» Written exercise:
Repeat the material below exactly, line for line.

──────── Data lines

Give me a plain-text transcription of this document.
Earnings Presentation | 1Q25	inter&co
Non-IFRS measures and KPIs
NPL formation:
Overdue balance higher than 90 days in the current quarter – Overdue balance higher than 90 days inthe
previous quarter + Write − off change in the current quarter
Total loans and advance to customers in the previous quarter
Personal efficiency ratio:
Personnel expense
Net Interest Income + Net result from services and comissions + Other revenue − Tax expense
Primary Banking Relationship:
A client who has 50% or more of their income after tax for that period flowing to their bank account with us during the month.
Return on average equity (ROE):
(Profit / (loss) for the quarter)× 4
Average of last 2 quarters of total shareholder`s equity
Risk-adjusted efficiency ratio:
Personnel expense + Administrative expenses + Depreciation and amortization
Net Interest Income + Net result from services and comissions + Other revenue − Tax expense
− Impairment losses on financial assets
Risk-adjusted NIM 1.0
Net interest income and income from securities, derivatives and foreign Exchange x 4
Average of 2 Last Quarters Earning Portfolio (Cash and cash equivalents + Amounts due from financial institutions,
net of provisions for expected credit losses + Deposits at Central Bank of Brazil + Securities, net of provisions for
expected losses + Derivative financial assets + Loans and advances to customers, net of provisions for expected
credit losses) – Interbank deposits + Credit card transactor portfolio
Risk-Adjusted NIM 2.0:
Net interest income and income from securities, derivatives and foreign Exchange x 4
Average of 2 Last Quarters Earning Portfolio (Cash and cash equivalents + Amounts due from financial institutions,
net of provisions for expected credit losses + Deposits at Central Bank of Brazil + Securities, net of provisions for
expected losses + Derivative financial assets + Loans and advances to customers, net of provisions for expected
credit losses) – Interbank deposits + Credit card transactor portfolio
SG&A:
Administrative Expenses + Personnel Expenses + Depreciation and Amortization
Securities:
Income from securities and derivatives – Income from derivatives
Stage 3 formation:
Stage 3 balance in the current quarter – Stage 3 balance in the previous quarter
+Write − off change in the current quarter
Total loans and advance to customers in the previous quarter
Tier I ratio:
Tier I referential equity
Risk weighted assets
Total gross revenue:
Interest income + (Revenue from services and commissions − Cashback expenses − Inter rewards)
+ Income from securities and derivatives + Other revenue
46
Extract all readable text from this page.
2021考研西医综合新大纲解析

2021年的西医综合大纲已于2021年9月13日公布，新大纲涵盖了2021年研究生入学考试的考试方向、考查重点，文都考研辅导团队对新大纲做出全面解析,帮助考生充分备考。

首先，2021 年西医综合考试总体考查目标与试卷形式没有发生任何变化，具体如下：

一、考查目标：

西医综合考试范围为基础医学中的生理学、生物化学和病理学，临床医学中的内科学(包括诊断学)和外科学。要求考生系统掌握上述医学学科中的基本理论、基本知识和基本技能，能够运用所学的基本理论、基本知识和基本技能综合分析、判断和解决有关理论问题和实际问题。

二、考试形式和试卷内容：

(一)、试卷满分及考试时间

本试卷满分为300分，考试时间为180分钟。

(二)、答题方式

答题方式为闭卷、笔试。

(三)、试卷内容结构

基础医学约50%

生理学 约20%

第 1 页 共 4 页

────────────────

» Answer for the task:
Give me a plain-text transcription of this document.
Earnings Presentation | 1Q25	inter&co
Non-IFRS measures and KPIs
NPL formation:
Overdue balance higher than 90 days in the current quarter – Overdue balance higher than 90 days inthe
previous quarter + Write − off change in the current quarter
Total loans and advance to customers in the previous quarter
Personal efficiency ratio:
Personnel expense
Net Interest Income + Net result from services and comissions + Other revenue − Tax expense
Primary Banking Relationship:
A client who has 50% or more of their income after tax for that period flowing to their bank account with us during the month.
Return on average equity (ROE):
(Profit / (loss) for the quarter)× 4
Average of last 2 quarters of total shareholder`s equity
Risk-adjusted efficiency ratio:
Personnel expense + Administrative expenses + Depreciation and amortization
Net Interest Income + Net result from services and comissions + Other revenue − Tax expense
− Impairment losses on financial assets
Risk-adjusted NIM 1.0
Net interest income and income from securities, derivatives and foreign Exchange x 4
Average of 2 Last Quarters Earning Portfolio (Cash and cash equivalents + Amounts due from financial institutions,
net of provisions for expected credit losses + Deposits at Central Bank of Brazil + Securities, net of provisions for
expected losses + Derivative financial assets + Loans and advances to customers, net of provisions for expected
credit losses) – Interbank deposits + Credit card transactor portfolio
Risk-Adjusted NIM 2.0:
Net interest income and income from securities, derivatives and foreign Exchange x 4
Average of 2 Last Quarters Earning Portfolio (Cash and cash equivalents + Amounts due from financial institutions,
net of provisions for expected credit losses + Deposits at Central Bank of Brazil + Securities, net of provisions for
expected losses + Derivative financial assets + Loans and advances to customers, net of provisions for expected
credit losses) – Interbank deposits + Credit card transactor portfolio
SG&A:
Administrative Expenses + Personnel Expenses + Depreciation and Amortization
Securities:
Income from securities and derivatives – Income from derivatives
Stage 3 formation:
Stage 3 balance in the current quarter – Stage 3 balance in the previous quarter
+Write − off change in the current quarter
Total loans and advance to customers in the previous quarter
Tier I ratio:
Tier I referential equity
Risk weighted assets
Total gross revenue:
Interest income + (Revenue from services and commissions − Cashback expenses − Inter rewards)
+ Income from securities and derivatives + Other revenue
46
Extract all readable text from this page.
2021考研西医综合新大纲解析

2021年的西医综合大纲已于2021年9月13日公布，新大纲涵盖了2021年研究生入学考试的考试方向、考查重点，文都考研辅导团队对新大纲做出全面解析,帮助考生充分备考。

首先，2021 年西医综合考试总体考查目标与试卷形式没有发生任何变化，具体如下：

一、考查目标：

西医综合考试范围为基础医学中的生理学、生物化学和病理学，临床医学中的内科学(包括诊断学)和外科学。要求考生系统掌握上述医学学科中的基本理论、基本知识和基本技能，能够运用所学的基本理论、基本知识和基本技能综合分析、判断和解决有关理论问题和实际问题。

二、考试形式和试卷内容：

(一)、试卷满分及考试时间

本试卷满分为300分，考试时间为180分钟。

(二)、答题方式

答题方式为闭卷、笔试。

(三)、试卷内容结构

基础医学约50%

生理学 约20%

第 1 页 共 4 页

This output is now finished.